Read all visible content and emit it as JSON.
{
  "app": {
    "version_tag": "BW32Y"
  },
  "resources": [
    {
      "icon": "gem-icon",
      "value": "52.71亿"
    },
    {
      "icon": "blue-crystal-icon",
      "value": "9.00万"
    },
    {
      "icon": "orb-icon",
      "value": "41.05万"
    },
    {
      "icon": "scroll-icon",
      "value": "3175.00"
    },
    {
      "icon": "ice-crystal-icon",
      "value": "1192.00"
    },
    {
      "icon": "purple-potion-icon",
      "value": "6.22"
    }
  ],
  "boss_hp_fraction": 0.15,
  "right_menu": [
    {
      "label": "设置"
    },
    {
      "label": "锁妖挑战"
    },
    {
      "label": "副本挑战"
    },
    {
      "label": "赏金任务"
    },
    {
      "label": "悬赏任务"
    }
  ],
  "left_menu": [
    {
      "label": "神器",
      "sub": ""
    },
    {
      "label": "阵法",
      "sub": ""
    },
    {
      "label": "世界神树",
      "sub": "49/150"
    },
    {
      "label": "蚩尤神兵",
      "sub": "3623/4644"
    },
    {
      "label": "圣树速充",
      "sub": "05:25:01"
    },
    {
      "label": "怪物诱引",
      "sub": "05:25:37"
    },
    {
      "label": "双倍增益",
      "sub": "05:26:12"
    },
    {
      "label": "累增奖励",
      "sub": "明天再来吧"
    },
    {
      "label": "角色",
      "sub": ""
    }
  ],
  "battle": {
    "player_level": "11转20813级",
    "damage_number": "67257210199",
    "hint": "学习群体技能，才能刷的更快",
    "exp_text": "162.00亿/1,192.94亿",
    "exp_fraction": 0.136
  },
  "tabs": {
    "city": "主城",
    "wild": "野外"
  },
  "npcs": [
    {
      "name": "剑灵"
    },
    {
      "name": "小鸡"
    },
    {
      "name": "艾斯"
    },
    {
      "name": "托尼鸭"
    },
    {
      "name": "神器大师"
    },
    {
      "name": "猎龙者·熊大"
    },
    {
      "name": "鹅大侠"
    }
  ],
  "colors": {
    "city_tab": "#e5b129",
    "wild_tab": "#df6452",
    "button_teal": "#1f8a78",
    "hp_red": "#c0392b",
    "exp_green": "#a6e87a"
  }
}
++++++
JOB = Reproduce the records in full, exactly as written.

SOLUTION TO THIS PROBLEM =
Read all visible content and emit it as JSON.
{
  "app": {
    "version_tag": "BW32Y"
  },
  "resources": [
    {
      "icon": "gem-icon",
      "value": "52.71亿"
    },
    {
      "icon": "blue-crystal-icon",
      "value": "9.00万"
    },
    {
      "icon": "orb-icon",
      "value": "41.05万"
    },
    {
      "icon": "scroll-icon",
      "value": "3175.00"
    },
    {
      "icon": "ice-crystal-icon",
      "value": "1192.00"
    },
    {
      "icon": "purple-potion-icon",
      "value": "6.22"
    }
  ],
  "boss_hp_fraction": 0.15,
  "right_menu": [
    {
      "label": "设置"
    },
    {
      "label": "锁妖挑战"
    },
    {
      "label": "副本挑战"
    },
    {
      "label": "赏金任务"
    },
    {
      "label": "悬赏任务"
    }
  ],
  "left_menu": [
    {
      "label": "神器",
      "sub": ""
    },
    {
      "label": "阵法",
      "sub": ""
    },
    {
      "label": "世界神树",
      "sub": "49/150"
    },
    {
      "label": "蚩尤神兵",
      "sub": "3623/4644"
    },
    {
      "label": "圣树速充",
      "sub": "05:25:01"
    },
    {
      "label": "怪物诱引",
      "sub": "05:25:37"
    },
    {
      "label": "双倍增益",
      "sub": "05:26:12"
    },
    {
      "label": "累增奖励",
      "sub": "明天再来吧"
    },
    {
      "label": "角色",
      "sub": ""
    }
  ],
  "battle": {
    "player_level": "11转20813级",
    "damage_number": "67257210199",
    "hint": "学习群体技能，才能刷的更快",
    "exp_text": "162.00亿/1,192.94亿",
    "exp_fraction": 0.136
  },
  "tabs": {
    "city": "主城",
    "wild": "野外"
  },
  "npcs": [
    {
      "name": "剑灵"
    },
    {
      "name": "小鸡"
    },
    {
      "name": "艾斯"
    },
    {
      "name": "托尼鸭"
    },
    {
      "name": "神器大师"
    },
    {
      "name": "猎龙者·熊大"
    },
    {
      "name": "鹅大侠"
    }
  ],
  "colors": {
    "city_tab": "#e5b129",
    "wild_tab": "#df6452",
    "button_teal": "#1f8a78",
    "hp_red": "#c0392b",
    "exp_green": "#a6e87a"
  }
}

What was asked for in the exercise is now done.